§ **Stated problem**: Gather each line in the entries that includes the string "shirt".

§ **Dataset content**:
■ ■ ■

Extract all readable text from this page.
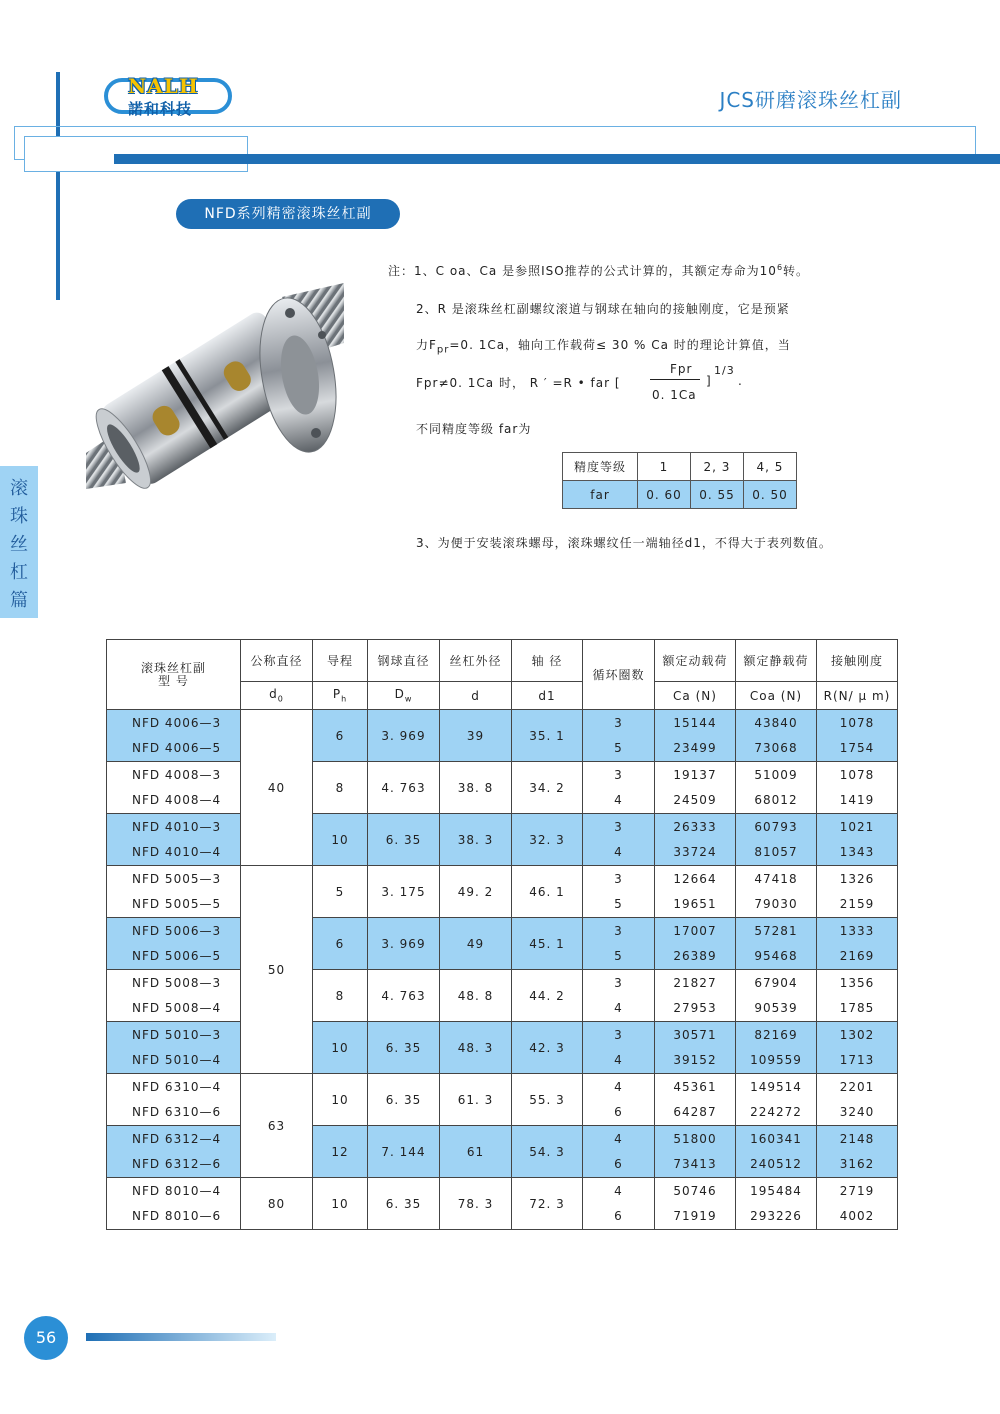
NALH
諾和科技	JCS研磨滚珠丝杠副
NFD系列精密滚珠丝杠副
注：1、C oa、Ca 是参照ISO推荐的公式计算的，其额定寿命为$10^6$转。
2、R 是滚珠丝杠副螺纹滚道与钢球在轴向的接触刚度，它是预紧
力$F_{pr}=0$. 1Ca，轴向工作载荷≤ 30 % Ca 时的理论计算值，当
Fpr≠0. 1Ca 时， R ′ =R • far [
Fpr
0. 1Ca
]
1/3
.
不同精度等级 far为
3、为便于安装滚珠螺母，滚珠螺纹任一端轴径d1，不得大于表列数值。
精度等级	1	2, 3	4, 5
far	0. 60	0. 55	0. 50
滚
珠
丝
杠
篇
滚珠丝杠副
型 号	公称直径	导程	钢球直径	丝杠外径	轴 径	循环圈数	额定动载荷	额定静载荷	接触刚度
	$d_0$	$P_h$	$D_w$	d	d1		Ca (N)	Coa (N)	R(N/ μ m)
NFD 4006—3	40	6	3. 969	39	35. 1	3	15144	43840	1078
NFD 4006—5						5	23499	73068	1754
NFD 4008—3		8	4. 763	38. 8	34. 2	3	19137	51009	1078
NFD 4008—4						4	24509	68012	1419
NFD 4010—3		10	6. 35	38. 3	32. 3	3	26333	60793	1021
NFD 4010—4						4	33724	81057	1343
NFD 5005—3	50	5	3. 175	49. 2	46. 1	3	12664	47418	1326
NFD 5005—5						5	19651	79030	2159
NFD 5006—3		6	3. 969	49	45. 1	3	17007	57281	1333
NFD 5006—5						5	26389	95468	2169
NFD 5008—3		8	4. 763	48. 8	44. 2	3	21827	67904	1356
NFD 5008—4						4	27953	90539	1785
NFD 5010—3		10	6. 35	48. 3	42. 3	3	30571	82169	1302
NFD 5010—4						4	39152	109559	1713
NFD 6310—4	63	10	6. 35	61. 3	55. 3	4	45361	149514	2201
NFD 6310—6						6	64287	224272	3240
NFD 6312—4		12	7. 144	61	54. 3	4	51800	160341	2148
NFD 6312—6						6	73413	240512	3162
NFD 8010—4	80	10	6. 35	78. 3	72. 3	4	50746	195484	2719
NFD 8010—6						6	71919	293226	4002
56
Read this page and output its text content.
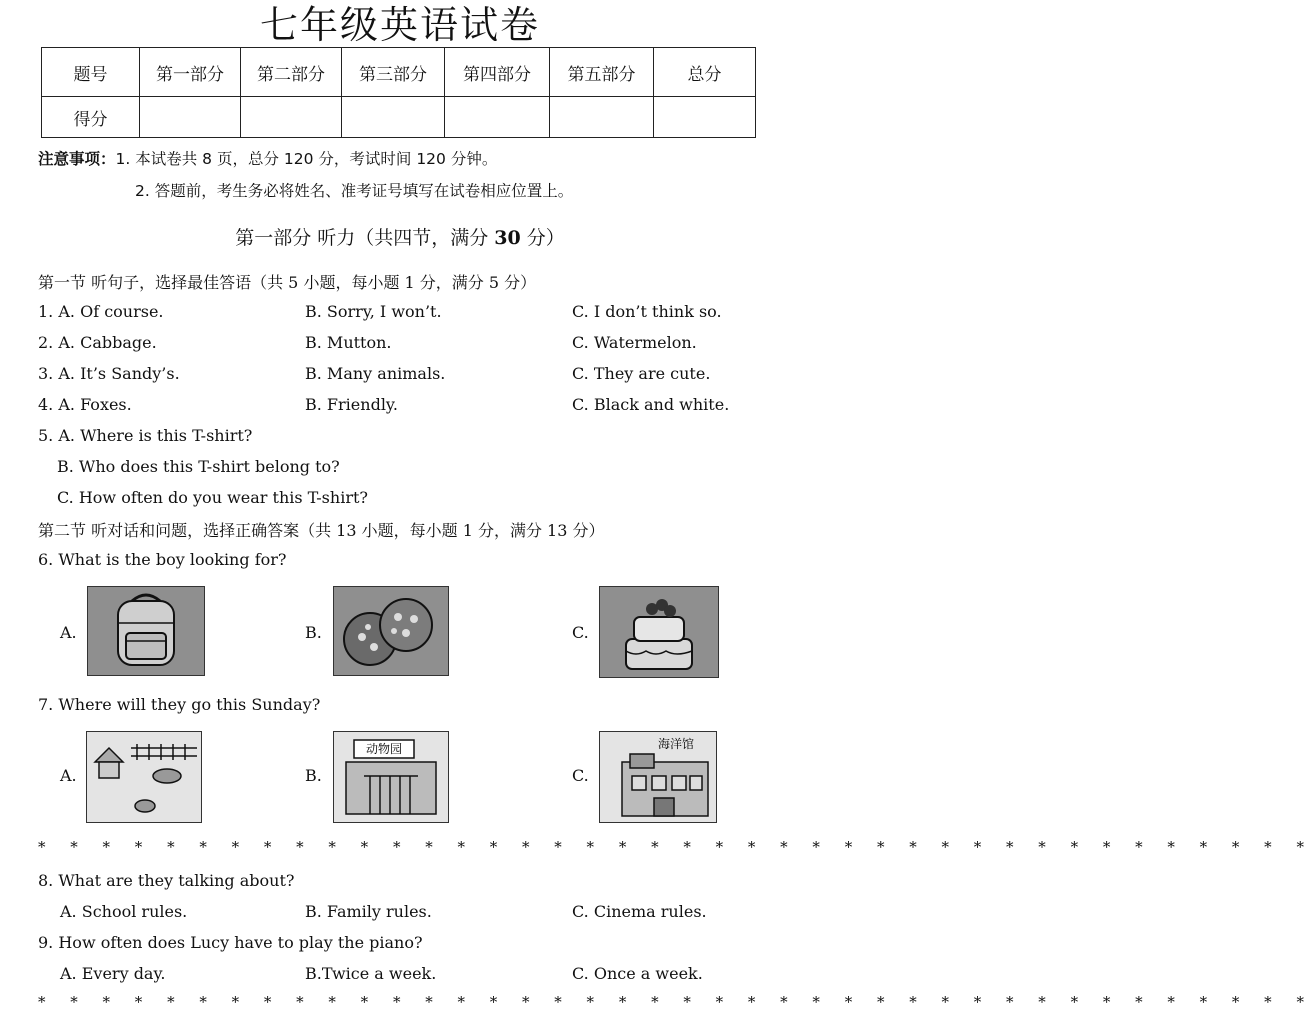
七年级英语试卷
题号	第一部分	第二部分	第三部分	第四部分	第五部分	总分
得分						
注意事项：1. 本试卷共 8 页，总分 120 分，考试时间 120 分钟。
2. 答题前，考生务必将姓名、准考证号填写在试卷相应位置上。
第一部分 听力（共四节，满分 30 分）
第一节 听句子，选择最佳答语（共 5 小题，每小题 1 分，满分 5 分）
1. A. Of course.	B. Sorry, I won’t.	C. I don’t think so.
2. A. Cabbage.	B. Mutton.	C. Watermelon.
3. A. It’s Sandy’s.	B. Many animals.	C. They are cute.
4. A. Foxes.	B. Friendly.	C. Black and white.
5. A. Where is this T-shirt?
B. Who does this T-shirt belong to?
C. How often do you wear this T-shirt?
第二节 听对话和问题，选择正确答案（共 13 小题，每小题 1 分，满分 13 分）
6. What is the boy looking for?
A.	B.	C.
7. Where will they go this Sunday?
A.	B.
动物园
C.
海洋馆
* * * * * * * * * * * * * * * * * * * * * * * * * * * * * * * * * * * * * * * *
8. What are they talking about?
A. School rules.	B. Family rules.	C. Cinema rules.
9. How often does Lucy have to play the piano?
A. Every day.	B.Twice a week.	C. Once a week.
* * * * * * * * * * * * * * * * * * * * * * * * * * * * * * * * * * * * * * * *
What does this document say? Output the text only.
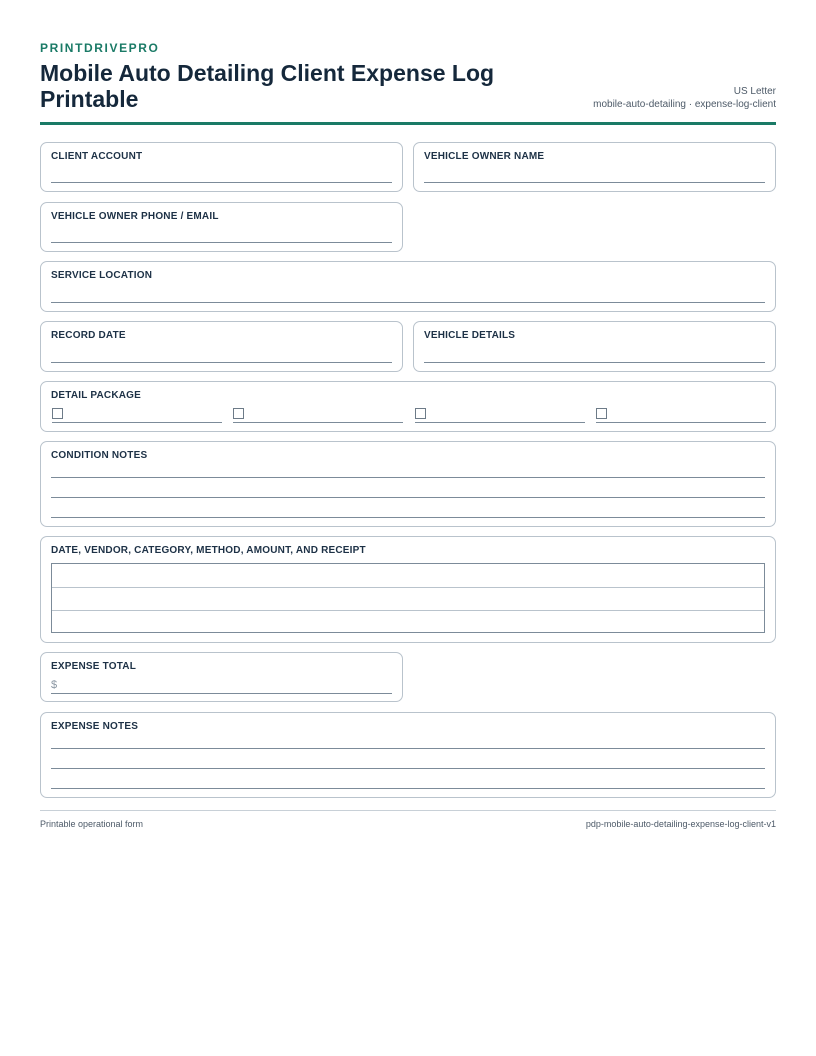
PRINTDRIVEPRO
Mobile Auto Detailing Client Expense Log Printable	US Letter
mobile-auto-detailing · expense-log-client
CLIENT ACCOUNT	VEHICLE OWNER NAME
VEHICLE OWNER PHONE / EMAIL
SERVICE LOCATION
RECORD DATE	VEHICLE DETAILS
DETAIL PACKAGE
CONDITION NOTES
DATE, VENDOR, CATEGORY, METHOD, AMOUNT, AND RECEIPT
EXPENSE TOTAL
$
EXPENSE NOTES
Printable operational form	pdp-mobile-auto-detailing-expense-log-client-v1
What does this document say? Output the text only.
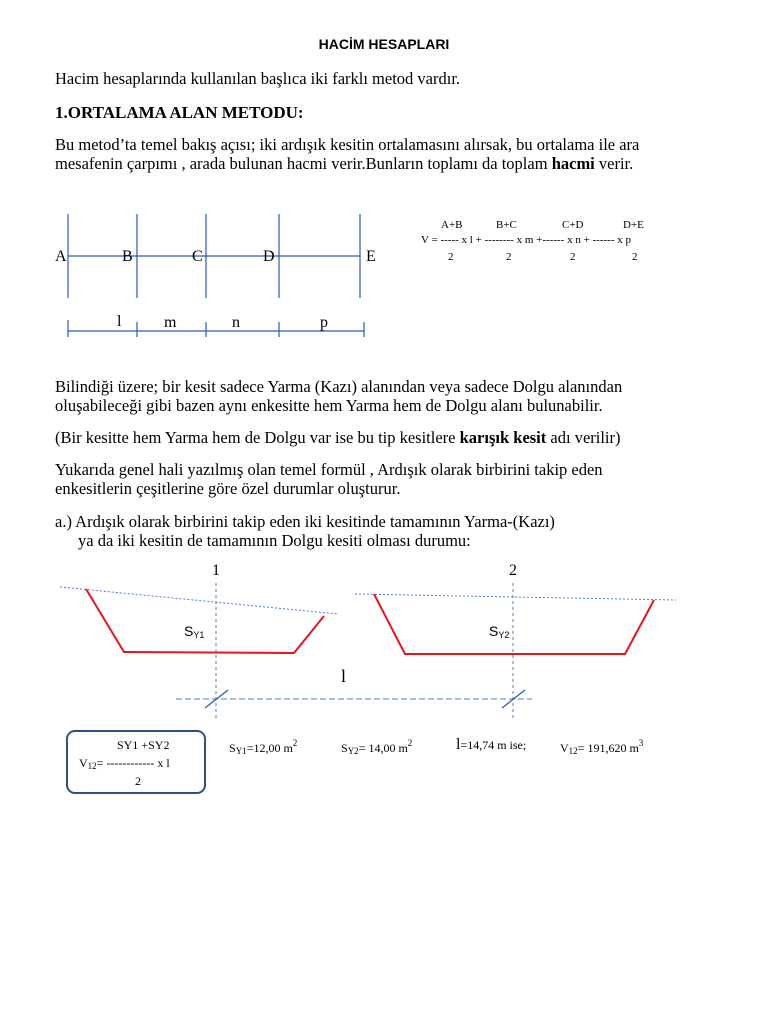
HACİM HESAPLARI
Hacim hesaplarında kullanılan başlıca iki farklı metod vardır.
1.ORTALAMA ALAN METODU:
Bu metod’ta temel bakış açısı; iki ardışık kesitin ortalamasını alırsak, bu ortalama ile ara
mesafenin çarpımı , arada bulunan hacmi verir.Bunların toplamı da toplam hacmi verir.
A	B	C	D	E
l	m	n	p
A+B	B+C	C+D	D+E
V = ----- x l + -------- x m +------ x n + ------ x p
2	2	2	2
Bilindiği üzere; bir kesit sadece Yarma (Kazı) alanından veya sadece Dolgu alanından
oluşabileceği gibi bazen aynı enkesitte hem Yarma hem de Dolgu alanı bulunabilir.
(Bir kesitte hem Yarma hem de Dolgu var ise bu tip kesitlere karışık kesit adı verilir)
Yukarıda genel hali yazılmış olan temel formül , Ardışık olarak birbirini takip eden
enkesitlerin çeşitlerine göre özel durumlar oluşturur.
a.) Ardışık olarak birbirini takip eden iki kesitinde tamamının Yarma-(Kazı)
ya da iki kesitin de tamamının Dolgu kesiti olması durumu:
1	2
$S_{Y1}$	$S_{Y2}$
l
SY1 +SY2
$V_{12}=$ ------------ x l
2
$S_{Y1}=12,00$ $m^2$	$S_{Y2}= 14,00$ $m^2$	l=14,74 m ise;	$V_{12}= 191,620$ $m^3$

■ ■ ■

§ **Written reply**:
5. A. Where is this T-shirt?
B. Who does this T-shirt belong to?
C. How often do you wear this T-shirt?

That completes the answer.